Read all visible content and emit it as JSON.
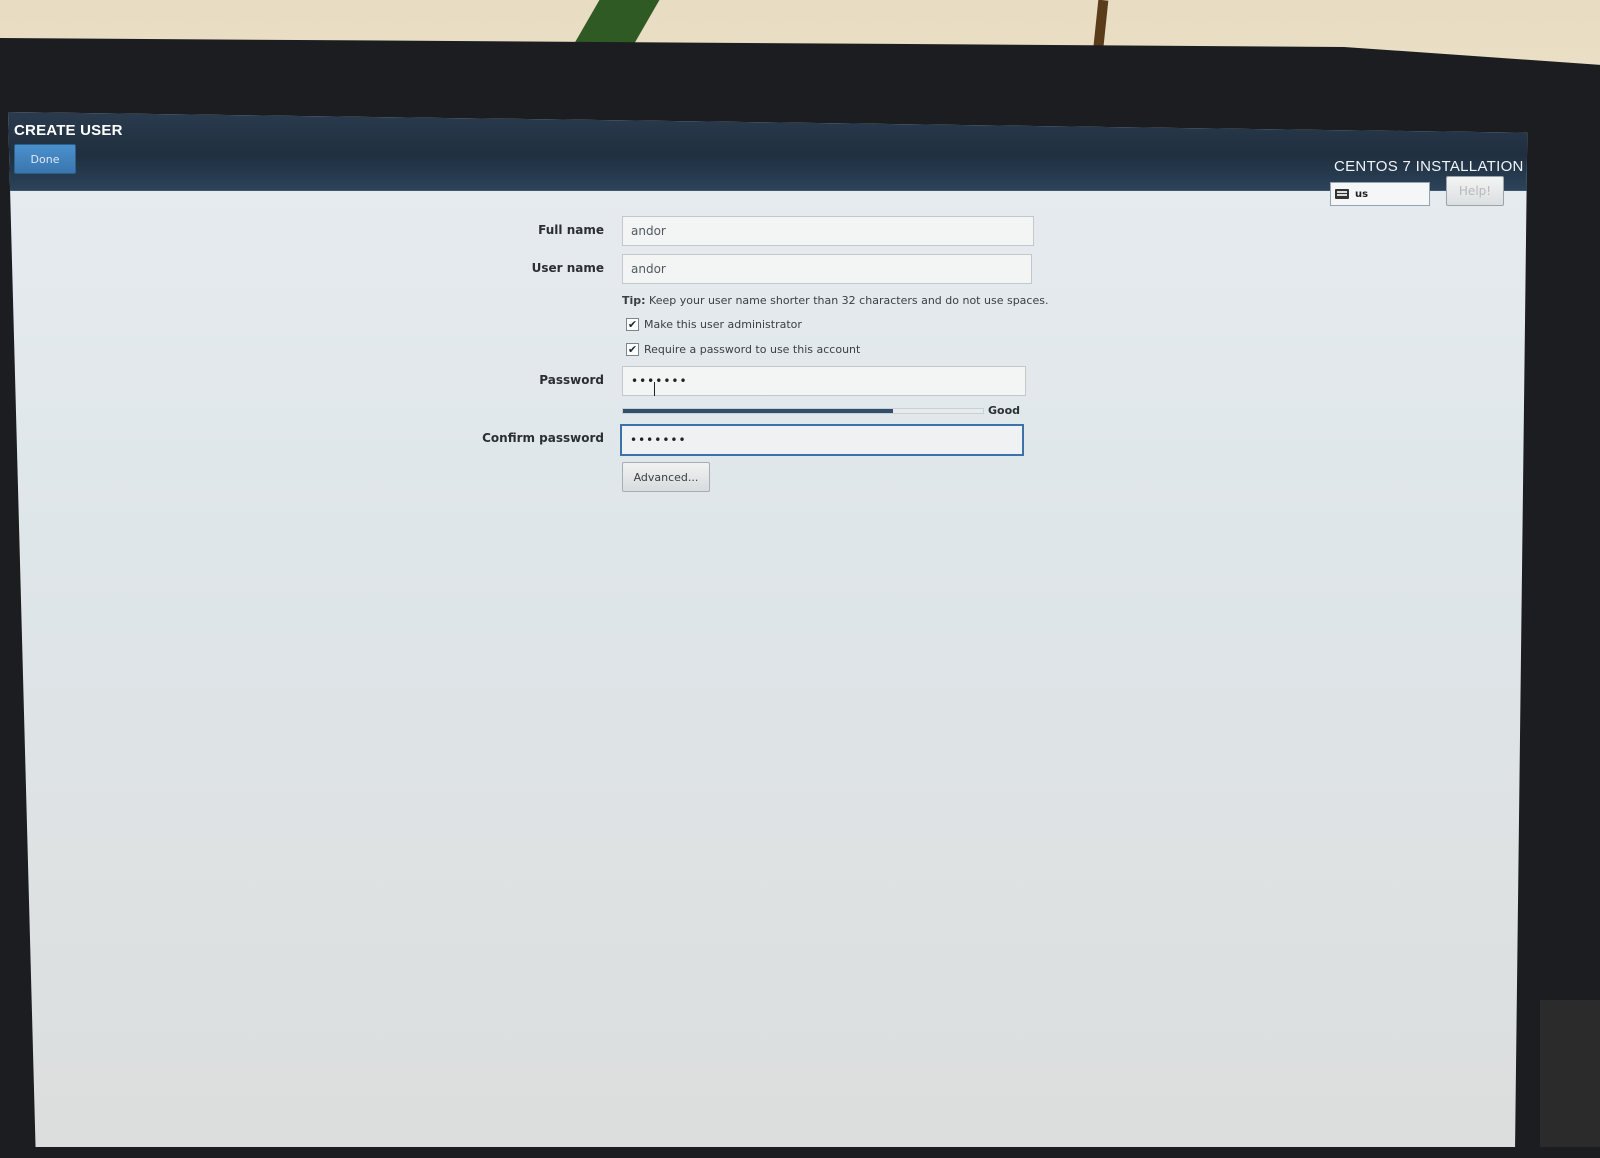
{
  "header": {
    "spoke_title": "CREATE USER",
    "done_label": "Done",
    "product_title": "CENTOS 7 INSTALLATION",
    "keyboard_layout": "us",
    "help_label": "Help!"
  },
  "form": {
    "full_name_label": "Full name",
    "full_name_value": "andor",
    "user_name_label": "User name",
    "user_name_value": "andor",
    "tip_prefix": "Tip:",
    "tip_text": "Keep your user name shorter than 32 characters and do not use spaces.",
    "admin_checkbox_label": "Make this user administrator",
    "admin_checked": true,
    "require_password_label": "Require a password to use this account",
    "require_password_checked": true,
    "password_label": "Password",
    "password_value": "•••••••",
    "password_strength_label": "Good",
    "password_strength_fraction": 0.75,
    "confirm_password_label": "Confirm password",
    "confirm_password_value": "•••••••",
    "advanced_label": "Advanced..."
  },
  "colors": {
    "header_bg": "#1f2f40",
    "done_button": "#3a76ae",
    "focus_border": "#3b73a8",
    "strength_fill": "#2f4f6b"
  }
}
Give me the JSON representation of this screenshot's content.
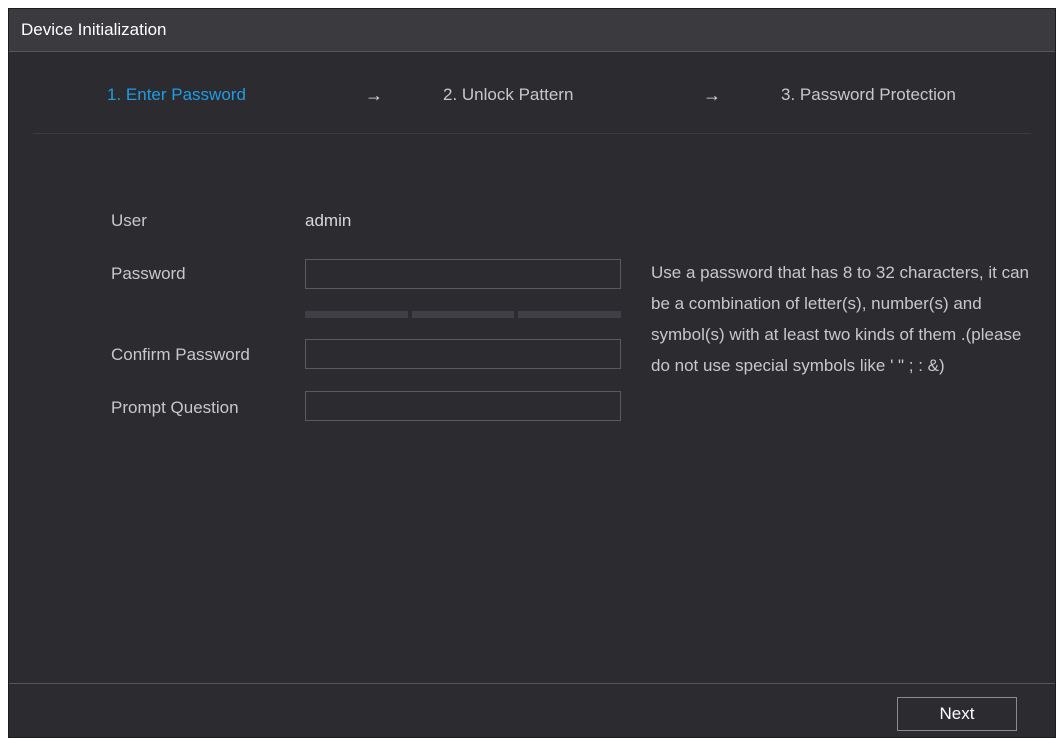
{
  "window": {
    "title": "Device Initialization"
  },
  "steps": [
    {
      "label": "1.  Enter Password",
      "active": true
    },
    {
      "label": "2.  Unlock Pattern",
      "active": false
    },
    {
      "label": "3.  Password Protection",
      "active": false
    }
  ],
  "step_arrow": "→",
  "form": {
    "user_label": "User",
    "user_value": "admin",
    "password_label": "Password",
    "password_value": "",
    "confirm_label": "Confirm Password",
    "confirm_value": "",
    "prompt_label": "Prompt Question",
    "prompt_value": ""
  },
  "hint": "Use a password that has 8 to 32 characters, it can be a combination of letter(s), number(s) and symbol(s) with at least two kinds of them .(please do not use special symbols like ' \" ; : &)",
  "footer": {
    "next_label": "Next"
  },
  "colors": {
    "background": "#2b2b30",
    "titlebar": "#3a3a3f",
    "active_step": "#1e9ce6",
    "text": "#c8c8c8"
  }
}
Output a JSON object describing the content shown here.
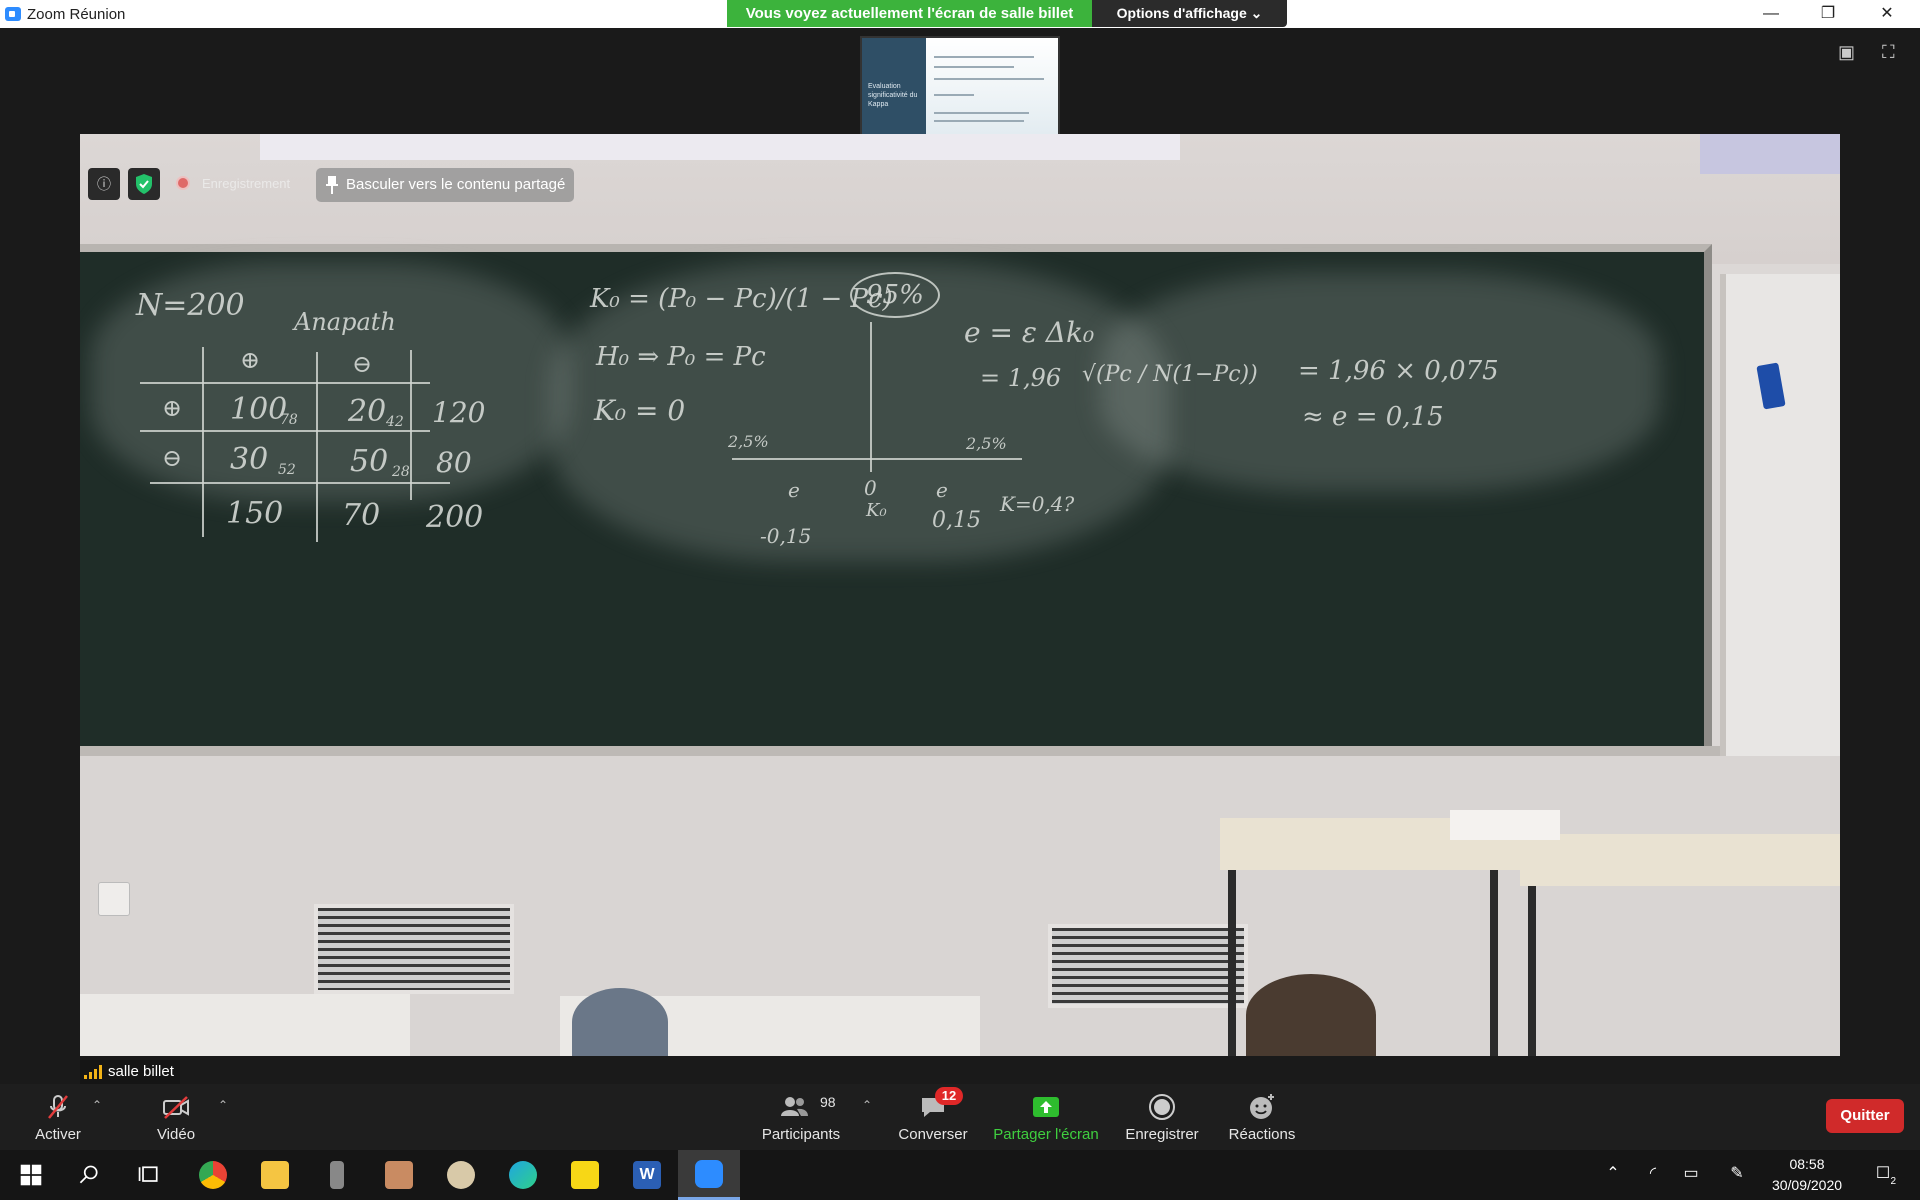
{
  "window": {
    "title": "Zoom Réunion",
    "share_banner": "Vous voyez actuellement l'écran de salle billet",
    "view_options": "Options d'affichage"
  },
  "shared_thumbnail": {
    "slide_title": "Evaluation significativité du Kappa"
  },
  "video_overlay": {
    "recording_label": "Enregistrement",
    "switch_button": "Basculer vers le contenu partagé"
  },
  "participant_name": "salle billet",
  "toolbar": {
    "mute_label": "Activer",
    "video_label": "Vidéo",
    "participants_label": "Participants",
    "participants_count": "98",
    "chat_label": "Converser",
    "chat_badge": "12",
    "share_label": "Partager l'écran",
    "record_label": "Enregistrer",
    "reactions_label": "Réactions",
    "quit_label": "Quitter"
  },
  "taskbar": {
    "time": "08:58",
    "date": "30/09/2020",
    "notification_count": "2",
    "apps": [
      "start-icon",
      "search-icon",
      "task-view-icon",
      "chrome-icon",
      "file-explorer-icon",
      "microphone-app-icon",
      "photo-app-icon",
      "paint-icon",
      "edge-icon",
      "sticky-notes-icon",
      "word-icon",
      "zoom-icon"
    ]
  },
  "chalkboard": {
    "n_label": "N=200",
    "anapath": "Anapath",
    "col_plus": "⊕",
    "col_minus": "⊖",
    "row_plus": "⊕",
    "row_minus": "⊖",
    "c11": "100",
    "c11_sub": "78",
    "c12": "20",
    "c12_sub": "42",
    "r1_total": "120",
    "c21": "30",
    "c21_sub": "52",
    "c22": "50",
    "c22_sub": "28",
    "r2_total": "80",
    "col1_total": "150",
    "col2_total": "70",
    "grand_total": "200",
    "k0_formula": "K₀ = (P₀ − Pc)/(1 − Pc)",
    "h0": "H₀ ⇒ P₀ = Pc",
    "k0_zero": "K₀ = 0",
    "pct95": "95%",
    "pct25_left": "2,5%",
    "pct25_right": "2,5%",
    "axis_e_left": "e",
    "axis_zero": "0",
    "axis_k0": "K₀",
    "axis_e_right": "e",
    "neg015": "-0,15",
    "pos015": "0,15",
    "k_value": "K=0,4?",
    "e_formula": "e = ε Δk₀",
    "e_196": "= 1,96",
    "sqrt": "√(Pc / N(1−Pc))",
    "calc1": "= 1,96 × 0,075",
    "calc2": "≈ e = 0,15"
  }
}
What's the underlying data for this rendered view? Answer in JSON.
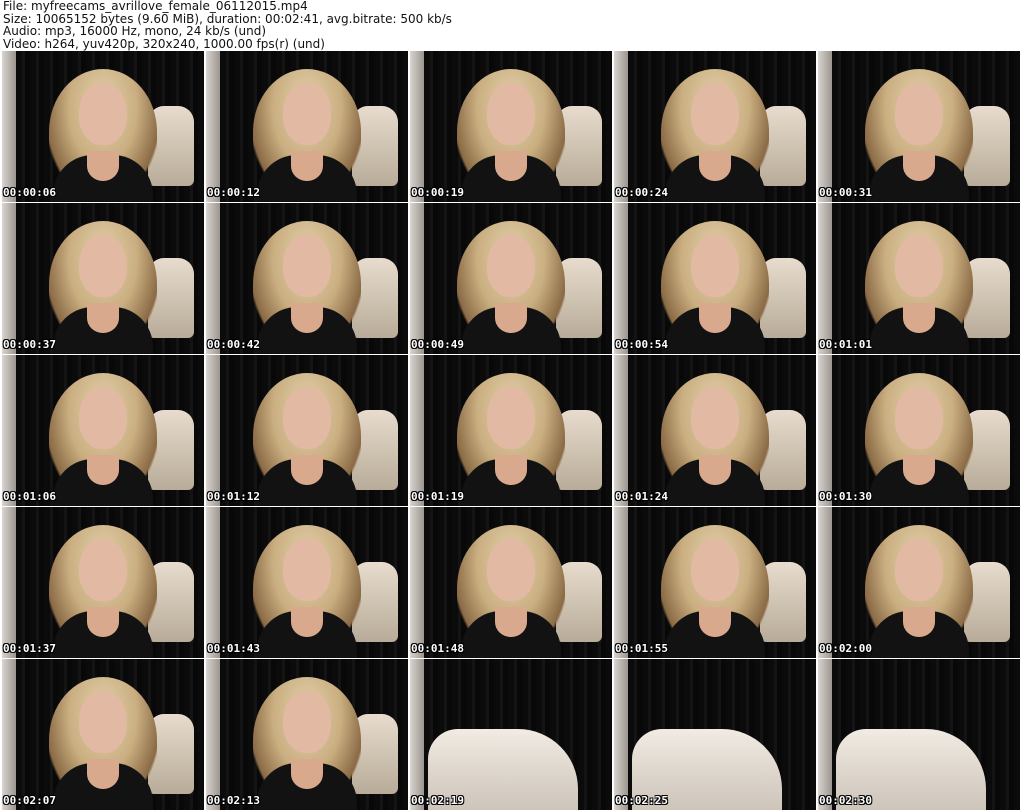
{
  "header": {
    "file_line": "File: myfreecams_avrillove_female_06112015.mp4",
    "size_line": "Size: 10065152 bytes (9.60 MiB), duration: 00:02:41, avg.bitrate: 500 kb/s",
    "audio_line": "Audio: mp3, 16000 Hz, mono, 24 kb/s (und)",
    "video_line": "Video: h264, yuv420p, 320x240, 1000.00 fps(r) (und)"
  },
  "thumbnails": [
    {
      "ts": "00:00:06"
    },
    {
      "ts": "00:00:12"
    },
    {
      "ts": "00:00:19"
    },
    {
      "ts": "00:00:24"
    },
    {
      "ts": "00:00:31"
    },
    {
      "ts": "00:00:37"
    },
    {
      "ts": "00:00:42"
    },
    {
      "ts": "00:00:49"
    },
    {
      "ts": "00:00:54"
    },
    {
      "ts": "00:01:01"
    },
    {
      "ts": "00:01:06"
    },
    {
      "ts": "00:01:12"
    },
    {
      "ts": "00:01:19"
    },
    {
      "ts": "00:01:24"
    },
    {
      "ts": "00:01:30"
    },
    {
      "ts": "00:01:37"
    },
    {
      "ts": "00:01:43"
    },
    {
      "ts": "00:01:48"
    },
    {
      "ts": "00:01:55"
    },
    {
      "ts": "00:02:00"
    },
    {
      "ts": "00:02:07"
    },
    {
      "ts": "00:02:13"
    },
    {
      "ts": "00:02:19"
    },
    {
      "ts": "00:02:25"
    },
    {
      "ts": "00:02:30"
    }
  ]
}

- Written instruction -
Make an exact copy of every entry above, minus the images.

- Answer below -
Read all visible content and emit it as JSON.
{
  "header": {
    "spoke_title": "CREATE USER",
    "done_label": "Done",
    "product_title": "CENTOS 7 INSTALLATION",
    "keyboard_layout": "us",
    "help_label": "Help!"
  },
  "form": {
    "full_name_label": "Full name",
    "full_name_value": "andor",
    "user_name_label": "User name",
    "user_name_value": "andor",
    "tip_prefix": "Tip:",
    "tip_text": "Keep your user name shorter than 32 characters and do not use spaces.",
    "admin_checkbox_label": "Make this user administrator",
    "admin_checked": true,
    "require_password_label": "Require a password to use this account",
    "require_password_checked": true,
    "password_label": "Password",
    "password_value": "•••••••",
    "password_strength_label": "Good",
    "password_strength_fraction": 0.75,
    "confirm_password_label": "Confirm password",
    "confirm_password_value": "•••••••",
    "advanced_label": "Advanced..."
  },
  "colors": {
    "header_bg": "#1f2f40",
    "done_button": "#3a76ae",
    "focus_border": "#3b73a8",
    "strength_fill": "#2f4f6b"
  }
}
Give me the JSON representation of this screenshot's content.
{
  "window": {
    "title": "Device Initialization"
  },
  "steps": [
    {
      "label": "1.  Enter Password",
      "active": true
    },
    {
      "label": "2.  Unlock Pattern",
      "active": false
    },
    {
      "label": "3.  Password Protection",
      "active": false
    }
  ],
  "step_arrow": "→",
  "form": {
    "user_label": "User",
    "user_value": "admin",
    "password_label": "Password",
    "password_value": "",
    "confirm_label": "Confirm Password",
    "confirm_value": "",
    "prompt_label": "Prompt Question",
    "prompt_value": ""
  },
  "hint": "Use a password that has 8 to 32 characters, it can be a combination of letter(s), number(s) and symbol(s) with at least two kinds of them .(please do not use special symbols like ' \" ; : &)",
  "footer": {
    "next_label": "Next"
  },
  "colors": {
    "background": "#2b2b30",
    "titlebar": "#3a3a3f",
    "active_step": "#1e9ce6",
    "text": "#c8c8c8"
  }
}
Output a JSON object describing the content shown here.
{
  "window": {
    "title": "Zoom Réunion",
    "share_banner": "Vous voyez actuellement l'écran de salle billet",
    "view_options": "Options d'affichage"
  },
  "shared_thumbnail": {
    "slide_title": "Evaluation significativité du Kappa"
  },
  "video_overlay": {
    "recording_label": "Enregistrement",
    "switch_button": "Basculer vers le contenu partagé"
  },
  "participant_name": "salle billet",
  "toolbar": {
    "mute_label": "Activer",
    "video_label": "Vidéo",
    "participants_label": "Participants",
    "participants_count": "98",
    "chat_label": "Converser",
    "chat_badge": "12",
    "share_label": "Partager l'écran",
    "record_label": "Enregistrer",
    "reactions_label": "Réactions",
    "quit_label": "Quitter"
  },
  "taskbar": {
    "time": "08:58",
    "date": "30/09/2020",
    "notification_count": "2",
    "apps": [
      "start-icon",
      "search-icon",
      "task-view-icon",
      "chrome-icon",
      "file-explorer-icon",
      "microphone-app-icon",
      "photo-app-icon",
      "paint-icon",
      "edge-icon",
      "sticky-notes-icon",
      "word-icon",
      "zoom-icon"
    ]
  },
  "chalkboard": {
    "n_label": "N=200",
    "anapath": "Anapath",
    "col_plus": "⊕",
    "col_minus": "⊖",
    "row_plus": "⊕",
    "row_minus": "⊖",
    "c11": "100",
    "c11_sub": "78",
    "c12": "20",
    "c12_sub": "42",
    "r1_total": "120",
    "c21": "30",
    "c21_sub": "52",
    "c22": "50",
    "c22_sub": "28",
    "r2_total": "80",
    "col1_total": "150",
    "col2_total": "70",
    "grand_total": "200",
    "k0_formula": "K₀ = (P₀ − Pc)/(1 − Pc)",
    "h0": "H₀ ⇒ P₀ = Pc",
    "k0_zero": "K₀ = 0",
    "pct95": "95%",
    "pct25_left": "2,5%",
    "pct25_right": "2,5%",
    "axis_e_left": "e",
    "axis_zero": "0",
    "axis_k0": "K₀",
    "axis_e_right": "e",
    "neg015": "-0,15",
    "pos015": "0,15",
    "k_value": "K=0,4?",
    "e_formula": "e = ε Δk₀",
    "e_196": "= 1,96",
    "sqrt": "√(Pc / N(1−Pc))",
    "calc1": "= 1,96 × 0,075",
    "calc2": "≈ e = 0,15"
  }
}
What's the underlying data for this rendered view? Answer in JSON.
{
  "header": {
    "file_line": "File: myfreecams_avrillove_female_06112015.mp4",
    "size_line": "Size: 10065152 bytes (9.60 MiB), duration: 00:02:41, avg.bitrate: 500 kb/s",
    "audio_line": "Audio: mp3, 16000 Hz, mono, 24 kb/s (und)",
    "video_line": "Video: h264, yuv420p, 320x240, 1000.00 fps(r) (und)"
  },
  "thumbnails": [
    {
      "ts": "00:00:06"
    },
    {
      "ts": "00:00:12"
    },
    {
      "ts": "00:00:19"
    },
    {
      "ts": "00:00:24"
    },
    {
      "ts": "00:00:31"
    },
    {
      "ts": "00:00:37"
    },
    {
      "ts": "00:00:42"
    },
    {
      "ts": "00:00:49"
    },
    {
      "ts": "00:00:54"
    },
    {
      "ts": "00:01:01"
    },
    {
      "ts": "00:01:06"
    },
    {
      "ts": "00:01:12"
    },
    {
      "ts": "00:01:19"
    },
    {
      "ts": "00:01:24"
    },
    {
      "ts": "00:01:30"
    },
    {
      "ts": "00:01:37"
    },
    {
      "ts": "00:01:43"
    },
    {
      "ts": "00:01:48"
    },
    {
      "ts": "00:01:55"
    },
    {
      "ts": "00:02:00"
    },
    {
      "ts": "00:02:07"
    },
    {
      "ts": "00:02:13"
    },
    {
      "ts": "00:02:19"
    },
    {
      "ts": "00:02:25"
    },
    {
      "ts": "00:02:30"
    }
  ]
}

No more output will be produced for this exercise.